Materials provided:
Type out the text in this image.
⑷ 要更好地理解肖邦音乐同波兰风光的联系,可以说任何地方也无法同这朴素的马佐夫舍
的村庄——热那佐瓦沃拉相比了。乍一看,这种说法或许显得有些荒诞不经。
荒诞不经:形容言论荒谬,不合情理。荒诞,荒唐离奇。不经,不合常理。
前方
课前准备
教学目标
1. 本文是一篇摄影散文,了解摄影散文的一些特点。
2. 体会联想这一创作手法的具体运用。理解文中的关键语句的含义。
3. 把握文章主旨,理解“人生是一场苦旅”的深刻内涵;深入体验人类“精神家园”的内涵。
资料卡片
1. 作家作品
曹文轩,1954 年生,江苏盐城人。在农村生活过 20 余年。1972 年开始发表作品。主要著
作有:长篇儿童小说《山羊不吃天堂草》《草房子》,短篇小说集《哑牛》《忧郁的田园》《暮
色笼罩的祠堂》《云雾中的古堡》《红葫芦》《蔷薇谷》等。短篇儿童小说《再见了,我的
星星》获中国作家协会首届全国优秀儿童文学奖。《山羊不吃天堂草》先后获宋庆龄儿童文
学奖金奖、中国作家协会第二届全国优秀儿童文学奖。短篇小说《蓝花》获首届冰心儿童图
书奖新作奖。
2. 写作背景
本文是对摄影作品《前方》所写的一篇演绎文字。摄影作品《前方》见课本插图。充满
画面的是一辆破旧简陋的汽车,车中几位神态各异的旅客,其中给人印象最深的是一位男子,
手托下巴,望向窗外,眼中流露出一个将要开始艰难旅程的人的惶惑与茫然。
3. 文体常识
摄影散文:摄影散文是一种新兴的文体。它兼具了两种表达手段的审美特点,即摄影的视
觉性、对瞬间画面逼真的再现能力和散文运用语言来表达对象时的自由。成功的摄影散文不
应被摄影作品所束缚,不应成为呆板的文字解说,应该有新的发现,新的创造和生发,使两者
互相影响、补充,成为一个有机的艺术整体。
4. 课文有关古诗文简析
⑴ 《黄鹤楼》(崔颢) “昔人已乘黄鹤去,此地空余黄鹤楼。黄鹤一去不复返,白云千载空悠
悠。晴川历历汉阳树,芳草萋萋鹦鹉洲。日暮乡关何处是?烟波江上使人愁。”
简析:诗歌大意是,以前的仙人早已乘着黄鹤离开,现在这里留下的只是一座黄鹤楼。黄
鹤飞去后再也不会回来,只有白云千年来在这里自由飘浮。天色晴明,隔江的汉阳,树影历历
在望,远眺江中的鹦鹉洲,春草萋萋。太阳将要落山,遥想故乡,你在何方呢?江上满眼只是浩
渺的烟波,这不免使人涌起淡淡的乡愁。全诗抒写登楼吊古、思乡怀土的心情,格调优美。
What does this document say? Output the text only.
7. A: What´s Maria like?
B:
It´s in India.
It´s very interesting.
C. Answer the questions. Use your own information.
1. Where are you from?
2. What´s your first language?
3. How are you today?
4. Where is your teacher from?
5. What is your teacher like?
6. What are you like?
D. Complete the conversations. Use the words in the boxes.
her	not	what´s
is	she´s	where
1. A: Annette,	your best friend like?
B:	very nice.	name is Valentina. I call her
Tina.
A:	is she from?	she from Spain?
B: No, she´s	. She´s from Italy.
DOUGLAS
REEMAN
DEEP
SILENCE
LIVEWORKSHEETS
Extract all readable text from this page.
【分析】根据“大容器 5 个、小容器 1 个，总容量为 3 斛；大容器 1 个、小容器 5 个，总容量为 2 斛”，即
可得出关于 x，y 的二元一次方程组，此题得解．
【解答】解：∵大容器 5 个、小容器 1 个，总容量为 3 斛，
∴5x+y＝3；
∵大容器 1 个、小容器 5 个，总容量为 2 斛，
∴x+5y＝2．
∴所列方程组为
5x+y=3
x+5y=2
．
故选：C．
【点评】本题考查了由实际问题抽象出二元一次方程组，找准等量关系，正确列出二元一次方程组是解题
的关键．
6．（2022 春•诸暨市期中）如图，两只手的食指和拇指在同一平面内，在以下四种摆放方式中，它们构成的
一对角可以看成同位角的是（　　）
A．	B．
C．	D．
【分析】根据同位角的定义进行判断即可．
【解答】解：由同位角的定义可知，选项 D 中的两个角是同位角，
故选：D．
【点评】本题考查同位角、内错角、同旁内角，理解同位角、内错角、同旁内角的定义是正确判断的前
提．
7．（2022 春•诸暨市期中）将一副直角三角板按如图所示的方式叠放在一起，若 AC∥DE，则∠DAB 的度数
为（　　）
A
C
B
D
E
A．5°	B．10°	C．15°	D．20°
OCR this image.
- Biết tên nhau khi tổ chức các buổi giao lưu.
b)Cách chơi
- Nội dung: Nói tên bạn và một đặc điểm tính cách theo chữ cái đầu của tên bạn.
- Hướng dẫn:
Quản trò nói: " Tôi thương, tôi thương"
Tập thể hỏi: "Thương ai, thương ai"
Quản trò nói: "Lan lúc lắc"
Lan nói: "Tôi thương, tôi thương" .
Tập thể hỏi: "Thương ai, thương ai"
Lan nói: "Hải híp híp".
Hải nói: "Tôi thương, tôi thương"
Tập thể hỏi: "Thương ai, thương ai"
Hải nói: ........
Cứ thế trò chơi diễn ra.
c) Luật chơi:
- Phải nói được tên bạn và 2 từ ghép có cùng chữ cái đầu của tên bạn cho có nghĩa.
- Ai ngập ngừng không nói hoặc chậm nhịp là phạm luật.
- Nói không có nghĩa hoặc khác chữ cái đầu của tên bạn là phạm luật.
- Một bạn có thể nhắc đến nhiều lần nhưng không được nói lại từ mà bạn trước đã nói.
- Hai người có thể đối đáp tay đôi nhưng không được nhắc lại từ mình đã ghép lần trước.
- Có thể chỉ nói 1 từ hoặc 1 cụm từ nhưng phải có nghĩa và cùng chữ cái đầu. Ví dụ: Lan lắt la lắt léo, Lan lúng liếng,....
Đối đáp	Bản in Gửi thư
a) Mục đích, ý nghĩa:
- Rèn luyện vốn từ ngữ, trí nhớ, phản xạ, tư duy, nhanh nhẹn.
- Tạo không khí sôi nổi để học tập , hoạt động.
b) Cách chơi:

Work to do: Copy out the full listing exactly.

The reply:
Type out the text in this image.
⑷ 要更好地理解肖邦音乐同波兰风光的联系,可以说任何地方也无法同这朴素的马佐夫舍
的村庄——热那佐瓦沃拉相比了。乍一看,这种说法或许显得有些荒诞不经。
荒诞不经:形容言论荒谬,不合情理。荒诞,荒唐离奇。不经,不合常理。
前方
课前准备
教学目标
1. 本文是一篇摄影散文,了解摄影散文的一些特点。
2. 体会联想这一创作手法的具体运用。理解文中的关键语句的含义。
3. 把握文章主旨,理解“人生是一场苦旅”的深刻内涵;深入体验人类“精神家园”的内涵。
资料卡片
1. 作家作品
曹文轩,1954 年生,江苏盐城人。在农村生活过 20 余年。1972 年开始发表作品。主要著
作有:长篇儿童小说《山羊不吃天堂草》《草房子》,短篇小说集《哑牛》《忧郁的田园》《暮
色笼罩的祠堂》《云雾中的古堡》《红葫芦》《蔷薇谷》等。短篇儿童小说《再见了,我的
星星》获中国作家协会首届全国优秀儿童文学奖。《山羊不吃天堂草》先后获宋庆龄儿童文
学奖金奖、中国作家协会第二届全国优秀儿童文学奖。短篇小说《蓝花》获首届冰心儿童图
书奖新作奖。
2. 写作背景
本文是对摄影作品《前方》所写的一篇演绎文字。摄影作品《前方》见课本插图。充满
画面的是一辆破旧简陋的汽车,车中几位神态各异的旅客,其中给人印象最深的是一位男子,
手托下巴,望向窗外,眼中流露出一个将要开始艰难旅程的人的惶惑与茫然。
3. 文体常识
摄影散文:摄影散文是一种新兴的文体。它兼具了两种表达手段的审美特点,即摄影的视
觉性、对瞬间画面逼真的再现能力和散文运用语言来表达对象时的自由。成功的摄影散文不
应被摄影作品所束缚,不应成为呆板的文字解说,应该有新的发现,新的创造和生发,使两者
互相影响、补充,成为一个有机的艺术整体。
4. 课文有关古诗文简析
⑴ 《黄鹤楼》(崔颢) “昔人已乘黄鹤去,此地空余黄鹤楼。黄鹤一去不复返,白云千载空悠
悠。晴川历历汉阳树,芳草萋萋鹦鹉洲。日暮乡关何处是?烟波江上使人愁。”
简析:诗歌大意是,以前的仙人早已乘着黄鹤离开,现在这里留下的只是一座黄鹤楼。黄
鹤飞去后再也不会回来,只有白云千年来在这里自由飘浮。天色晴明,隔江的汉阳,树影历历
在望,远眺江中的鹦鹉洲,春草萋萋。太阳将要落山,遥想故乡,你在何方呢?江上满眼只是浩
渺的烟波,这不免使人涌起淡淡的乡愁。全诗抒写登楼吊古、思乡怀土的心情,格调优美。
What does this document say? Output the text only.
7. A: What´s Maria like?
B:
It´s in India.
It´s very interesting.
C. Answer the questions. Use your own information.
1. Where are you from?
2. What´s your first language?
3. How are you today?
4. Where is your teacher from?
5. What is your teacher like?
6. What are you like?
D. Complete the conversations. Use the words in the boxes.
her	not	what´s
is	she´s	where
1. A: Annette,	your best friend like?
B:	very nice.	name is Valentina. I call her
Tina.
A:	is she from?	she from Spain?
B: No, she´s	. She´s from Italy.
DOUGLAS
REEMAN
DEEP
SILENCE
LIVEWORKSHEETS
Extract all readable text from this page.
【分析】根据“大容器 5 个、小容器 1 个，总容量为 3 斛；大容器 1 个、小容器 5 个，总容量为 2 斛”，即
可得出关于 x，y 的二元一次方程组，此题得解．
【解答】解：∵大容器 5 个、小容器 1 个，总容量为 3 斛，
∴5x+y＝3；
∵大容器 1 个、小容器 5 个，总容量为 2 斛，
∴x+5y＝2．
∴所列方程组为
5x+y=3
x+5y=2
．
故选：C．
【点评】本题考查了由实际问题抽象出二元一次方程组，找准等量关系，正确列出二元一次方程组是解题
的关键．
6．（2022 春•诸暨市期中）如图，两只手的食指和拇指在同一平面内，在以下四种摆放方式中，它们构成的
一对角可以看成同位角的是（　　）
A．	B．
C．	D．
【分析】根据同位角的定义进行判断即可．
【解答】解：由同位角的定义可知，选项 D 中的两个角是同位角，
故选：D．
【点评】本题考查同位角、内错角、同旁内角，理解同位角、内错角、同旁内角的定义是正确判断的前
提．
7．（2022 春•诸暨市期中）将一副直角三角板按如图所示的方式叠放在一起，若 AC∥DE，则∠DAB 的度数
为（　　）
A
C
B
D
E
A．5°	B．10°	C．15°	D．20°
OCR this image.
- Biết tên nhau khi tổ chức các buổi giao lưu.
b)Cách chơi
- Nội dung: Nói tên bạn và một đặc điểm tính cách theo chữ cái đầu của tên bạn.
- Hướng dẫn:
Quản trò nói: " Tôi thương, tôi thương"
Tập thể hỏi: "Thương ai, thương ai"
Quản trò nói: "Lan lúc lắc"
Lan nói: "Tôi thương, tôi thương" .
Tập thể hỏi: "Thương ai, thương ai"
Lan nói: "Hải híp híp".
Hải nói: "Tôi thương, tôi thương"
Tập thể hỏi: "Thương ai, thương ai"
Hải nói: ........
Cứ thế trò chơi diễn ra.
c) Luật chơi:
- Phải nói được tên bạn và 2 từ ghép có cùng chữ cái đầu của tên bạn cho có nghĩa.
- Ai ngập ngừng không nói hoặc chậm nhịp là phạm luật.
- Nói không có nghĩa hoặc khác chữ cái đầu của tên bạn là phạm luật.
- Một bạn có thể nhắc đến nhiều lần nhưng không được nói lại từ mà bạn trước đã nói.
- Hai người có thể đối đáp tay đôi nhưng không được nhắc lại từ mình đã ghép lần trước.
- Có thể chỉ nói 1 từ hoặc 1 cụm từ nhưng phải có nghĩa và cùng chữ cái đầu. Ví dụ: Lan lắt la lắt léo, Lan lúng liếng,....
Đối đáp	Bản in Gửi thư
a) Mục đích, ý nghĩa:
- Rèn luyện vốn từ ngữ, trí nhớ, phản xạ, tư duy, nhanh nhẹn.
- Tạo không khí sôi nổi để học tập , hoạt động.
b) Cách chơi:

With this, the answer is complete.